— Goal —
Collect every line below that contains the word "JSON".

## begin

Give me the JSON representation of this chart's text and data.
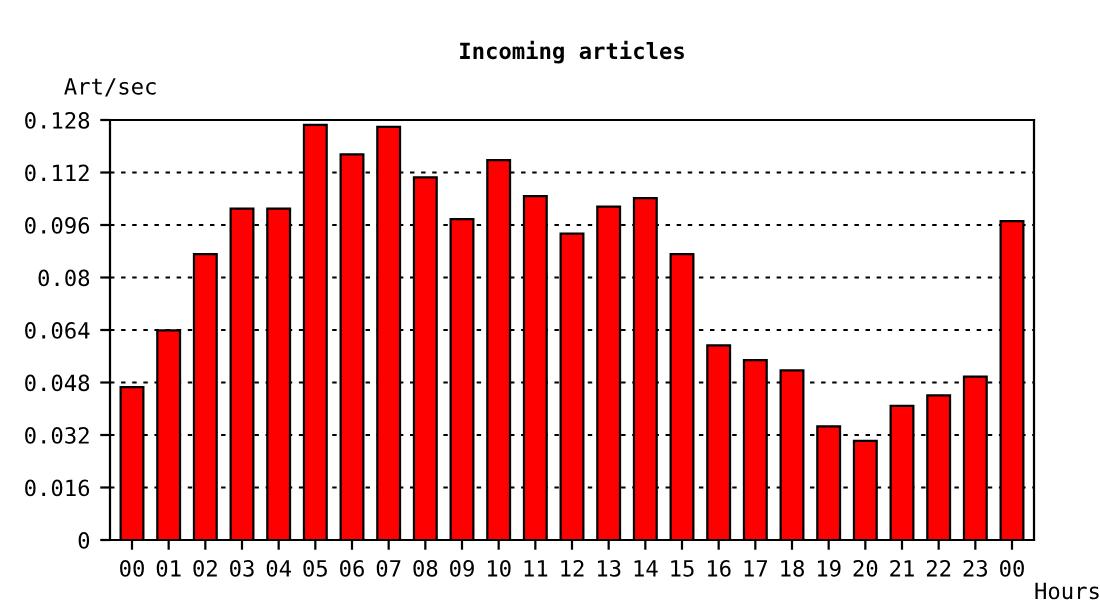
{
  "chart_data": {
    "type": "bar",
    "title": "Incoming articles",
    "ylabel": "Art/sec",
    "xlabel": "Hours",
    "categories": [
      "00",
      "01",
      "02",
      "03",
      "04",
      "05",
      "06",
      "07",
      "08",
      "09",
      "10",
      "11",
      "12",
      "13",
      "14",
      "15",
      "16",
      "17",
      "18",
      "19",
      "20",
      "21",
      "22",
      "23",
      "00"
    ],
    "values": [
      0.0466,
      0.0639,
      0.0871,
      0.101,
      0.101,
      0.1265,
      0.1175,
      0.1259,
      0.1105,
      0.0978,
      0.1158,
      0.1048,
      0.0934,
      0.1016,
      0.1042,
      0.0871,
      0.0593,
      0.0548,
      0.0517,
      0.0346,
      0.0302,
      0.0409,
      0.0441,
      0.0498,
      0.0972
    ],
    "color": "#ff0000",
    "ylim": [
      0,
      0.128
    ],
    "yticks": [
      0,
      0.016,
      0.032,
      0.048,
      0.064,
      {
        "value": 0.08,
        "label": "0.08"
      },
      0.096,
      0.112,
      0.128
    ],
    "grid": "y"
  }
}
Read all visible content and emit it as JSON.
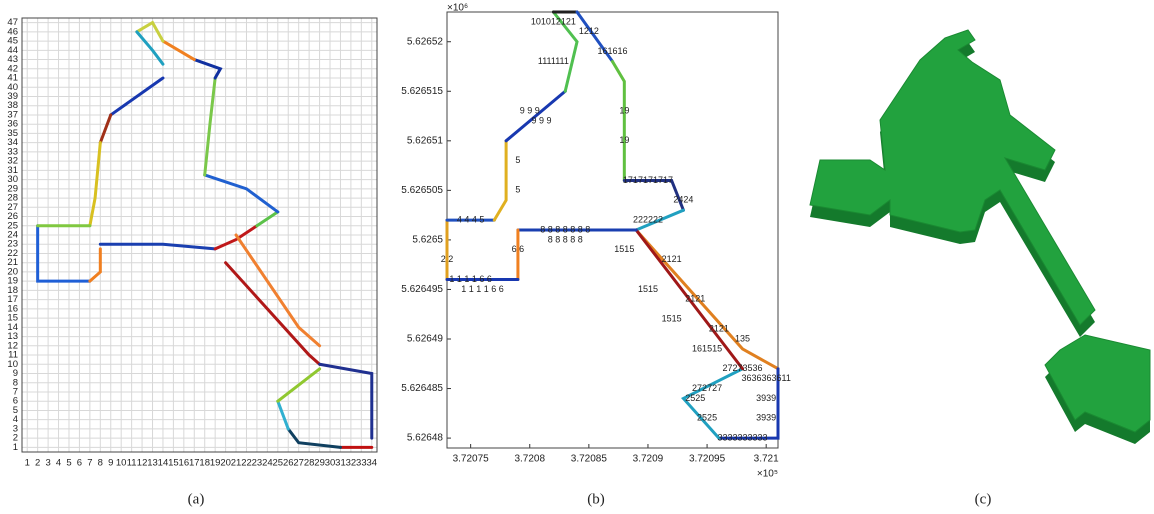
{
  "chart_data": [
    {
      "type": "line",
      "grid": true,
      "xlim": [
        0.5,
        34.5
      ],
      "ylim": [
        0.5,
        47.5
      ],
      "xticks": [
        1,
        2,
        3,
        4,
        5,
        6,
        7,
        8,
        9,
        10,
        11,
        12,
        13,
        14,
        15,
        16,
        17,
        18,
        19,
        20,
        21,
        22,
        23,
        24,
        25,
        26,
        27,
        28,
        29,
        30,
        31,
        32,
        33,
        34
      ],
      "yticks": [
        1,
        2,
        3,
        4,
        5,
        6,
        7,
        8,
        9,
        10,
        11,
        12,
        13,
        14,
        15,
        16,
        17,
        18,
        19,
        20,
        21,
        22,
        23,
        24,
        25,
        26,
        27,
        28,
        29,
        30,
        31,
        32,
        33,
        34,
        35,
        36,
        37,
        38,
        39,
        40,
        41,
        42,
        43,
        44,
        45,
        46,
        47
      ],
      "series": [
        {
          "color": "#1f5fd6",
          "x": [
            2,
            2,
            7
          ],
          "values": [
            25,
            19,
            19
          ]
        },
        {
          "color": "#f07f20",
          "x": [
            7,
            8,
            8
          ],
          "values": [
            19,
            20,
            22.5
          ]
        },
        {
          "color": "#1a3fb0",
          "x": [
            8,
            14,
            19
          ],
          "values": [
            23,
            23,
            22.5
          ]
        },
        {
          "color": "#c0181a",
          "x": [
            19,
            21,
            23
          ],
          "values": [
            22.5,
            23.5,
            25
          ]
        },
        {
          "color": "#5cc24a",
          "x": [
            23,
            25
          ],
          "values": [
            25,
            26.5
          ]
        },
        {
          "color": "#2060d0",
          "x": [
            25,
            22,
            18
          ],
          "values": [
            26.5,
            29,
            30.5
          ]
        },
        {
          "color": "#7ac84a",
          "x": [
            18,
            18.5,
            19
          ],
          "values": [
            30.5,
            36,
            41
          ]
        },
        {
          "color": "#1030a0",
          "x": [
            19,
            19.5,
            17
          ],
          "values": [
            41,
            42,
            43
          ]
        },
        {
          "color": "#f08020",
          "x": [
            17,
            14
          ],
          "values": [
            43,
            45
          ]
        },
        {
          "color": "#c8d040",
          "x": [
            14,
            13,
            11.5
          ],
          "values": [
            45,
            47,
            46
          ]
        },
        {
          "color": "#20a0c0",
          "x": [
            11.5,
            13,
            14
          ],
          "values": [
            46,
            44,
            42.5
          ]
        },
        {
          "color": "#1838b0",
          "x": [
            14,
            9
          ],
          "values": [
            41,
            37
          ]
        },
        {
          "color": "#a03018",
          "x": [
            9,
            8
          ],
          "values": [
            37,
            34
          ]
        },
        {
          "color": "#d8c020",
          "x": [
            8,
            7.5,
            7
          ],
          "values": [
            34,
            28,
            25
          ]
        },
        {
          "color": "#80c840",
          "x": [
            7,
            2
          ],
          "values": [
            25,
            25
          ]
        },
        {
          "color": "#b01818",
          "x": [
            20,
            28,
            29
          ],
          "values": [
            21,
            11,
            10
          ]
        },
        {
          "color": "#f08030",
          "x": [
            21,
            27,
            29
          ],
          "values": [
            24,
            14,
            12
          ]
        },
        {
          "color": "#203090",
          "x": [
            29,
            34,
            34
          ],
          "values": [
            10,
            9,
            2
          ]
        },
        {
          "color": "#c01010",
          "x": [
            34,
            31
          ],
          "values": [
            1,
            1
          ]
        },
        {
          "color": "#104060",
          "x": [
            31,
            27,
            26
          ],
          "values": [
            1,
            1.5,
            3
          ]
        },
        {
          "color": "#30b0d0",
          "x": [
            26,
            25
          ],
          "values": [
            3,
            6
          ]
        },
        {
          "color": "#90c830",
          "x": [
            25,
            29
          ],
          "values": [
            6,
            9.5
          ]
        }
      ]
    },
    {
      "type": "line",
      "grid": false,
      "xlim": [
        3.72073,
        3.72101
      ],
      "ylim": [
        5.626479,
        5.626523
      ],
      "xticks": [
        3.72075,
        3.7208,
        3.72085,
        3.7209,
        3.72095,
        3.721
      ],
      "yticks": [
        5.62648,
        5.626485,
        5.62649,
        5.626495,
        5.6265,
        5.626505,
        5.62651,
        5.626515,
        5.62652
      ],
      "x_multiplier": "×10⁵",
      "y_multiplier": "×10⁶",
      "series": [
        {
          "color": "#e0a020",
          "x": [
            3.72073,
            3.72073
          ],
          "values": [
            5.626496,
            5.626502
          ]
        },
        {
          "color": "#2050c0",
          "x": [
            3.72073,
            3.72077
          ],
          "values": [
            5.626502,
            5.626502
          ]
        },
        {
          "color": "#e0b020",
          "x": [
            3.72077,
            3.72078,
            3.72078
          ],
          "values": [
            5.626502,
            5.626504,
            5.62651
          ]
        },
        {
          "color": "#1838b0",
          "x": [
            3.72078,
            3.72083
          ],
          "values": [
            5.62651,
            5.626515
          ]
        },
        {
          "color": "#50c050",
          "x": [
            3.72083,
            3.72084,
            3.72082
          ],
          "values": [
            5.626515,
            5.62652,
            5.626523
          ]
        },
        {
          "color": "#202020",
          "x": [
            3.72082,
            3.72084
          ],
          "values": [
            5.626523,
            5.626523
          ]
        },
        {
          "color": "#2050c0",
          "x": [
            3.72084,
            3.72087
          ],
          "values": [
            5.626523,
            5.626518
          ]
        },
        {
          "color": "#60c040",
          "x": [
            3.72087,
            3.72088,
            3.72088
          ],
          "values": [
            5.626518,
            5.626516,
            5.626506
          ]
        },
        {
          "color": "#203080",
          "x": [
            3.72088,
            3.72092,
            3.72093
          ],
          "values": [
            5.626506,
            5.626506,
            5.626503
          ]
        },
        {
          "color": "#20a0c0",
          "x": [
            3.72093,
            3.72089
          ],
          "values": [
            5.626503,
            5.626501
          ]
        },
        {
          "color": "#e08020",
          "x": [
            3.72089,
            3.72098,
            3.72101
          ],
          "values": [
            5.626501,
            5.626489,
            5.626487
          ]
        },
        {
          "color": "#1838b0",
          "x": [
            3.72101,
            3.72101,
            3.72096
          ],
          "values": [
            5.626487,
            5.62648,
            5.62648
          ]
        },
        {
          "color": "#20a0c0",
          "x": [
            3.72096,
            3.72093,
            3.72098
          ],
          "values": [
            5.62648,
            5.626484,
            5.626487
          ]
        },
        {
          "color": "#a01818",
          "x": [
            3.72098,
            3.72089
          ],
          "values": [
            5.626487,
            5.626501
          ]
        },
        {
          "color": "#1a3fb0",
          "x": [
            3.72089,
            3.72079
          ],
          "values": [
            5.626501,
            5.626501
          ]
        },
        {
          "color": "#f08020",
          "x": [
            3.72079,
            3.72079
          ],
          "values": [
            5.626501,
            5.626496
          ]
        },
        {
          "color": "#1838b0",
          "x": [
            3.72079,
            3.72073
          ],
          "values": [
            5.626496,
            5.626496
          ]
        }
      ],
      "annotations": [
        {
          "text": "1 1 1 1 6 6",
          "x": 3.72075,
          "y": 5.626496
        },
        {
          "text": "1 1 1 1 6 6",
          "x": 3.72076,
          "y": 5.626495
        },
        {
          "text": "2 2",
          "x": 3.72073,
          "y": 5.626498
        },
        {
          "text": "4 4 4 5",
          "x": 3.72075,
          "y": 5.626502
        },
        {
          "text": "5",
          "x": 3.72079,
          "y": 5.626505
        },
        {
          "text": "5",
          "x": 3.72079,
          "y": 5.626508
        },
        {
          "text": "9 9 9",
          "x": 3.7208,
          "y": 5.626513
        },
        {
          "text": "9 9 9",
          "x": 3.72081,
          "y": 5.626512
        },
        {
          "text": "1111111",
          "x": 3.72082,
          "y": 5.626518
        },
        {
          "text": "101012121",
          "x": 3.72082,
          "y": 5.626522
        },
        {
          "text": "1212",
          "x": 3.72085,
          "y": 5.626521
        },
        {
          "text": "161616",
          "x": 3.72087,
          "y": 5.626519
        },
        {
          "text": "19",
          "x": 3.72088,
          "y": 5.626513
        },
        {
          "text": "19",
          "x": 3.72088,
          "y": 5.62651
        },
        {
          "text": "1717171717",
          "x": 3.7209,
          "y": 5.626506
        },
        {
          "text": "2424",
          "x": 3.72093,
          "y": 5.626504
        },
        {
          "text": "222222",
          "x": 3.7209,
          "y": 5.626502
        },
        {
          "text": "8 8 8 8 8 8 8",
          "x": 3.72083,
          "y": 5.626501
        },
        {
          "text": "8 8 8 8 8",
          "x": 3.72083,
          "y": 5.6265
        },
        {
          "text": "6 6",
          "x": 3.72079,
          "y": 5.626499
        },
        {
          "text": "1515",
          "x": 3.72088,
          "y": 5.626499
        },
        {
          "text": "2121",
          "x": 3.72092,
          "y": 5.626498
        },
        {
          "text": "1515",
          "x": 3.7209,
          "y": 5.626495
        },
        {
          "text": "2121",
          "x": 3.72094,
          "y": 5.626494
        },
        {
          "text": "1515",
          "x": 3.72092,
          "y": 5.626492
        },
        {
          "text": "2121",
          "x": 3.72096,
          "y": 5.626491
        },
        {
          "text": "161515",
          "x": 3.72095,
          "y": 5.626489
        },
        {
          "text": "135",
          "x": 3.72098,
          "y": 5.62649
        },
        {
          "text": "27273536",
          "x": 3.72098,
          "y": 5.626487
        },
        {
          "text": "3636363611",
          "x": 3.721,
          "y": 5.626486
        },
        {
          "text": "272727",
          "x": 3.72095,
          "y": 5.626485
        },
        {
          "text": "2525",
          "x": 3.72094,
          "y": 5.626484
        },
        {
          "text": "3939",
          "x": 3.721,
          "y": 5.626484
        },
        {
          "text": "3939",
          "x": 3.721,
          "y": 5.626482
        },
        {
          "text": "2525",
          "x": 3.72095,
          "y": 5.626482
        },
        {
          "text": "3333333333",
          "x": 3.72098,
          "y": 5.62648
        }
      ]
    }
  ],
  "captions": [
    "(a)",
    "(b)",
    "(c)"
  ]
}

## end

— Correct answer —
Give me the JSON representation of this chart's text and data.
Read all visible content and emit it as JSON.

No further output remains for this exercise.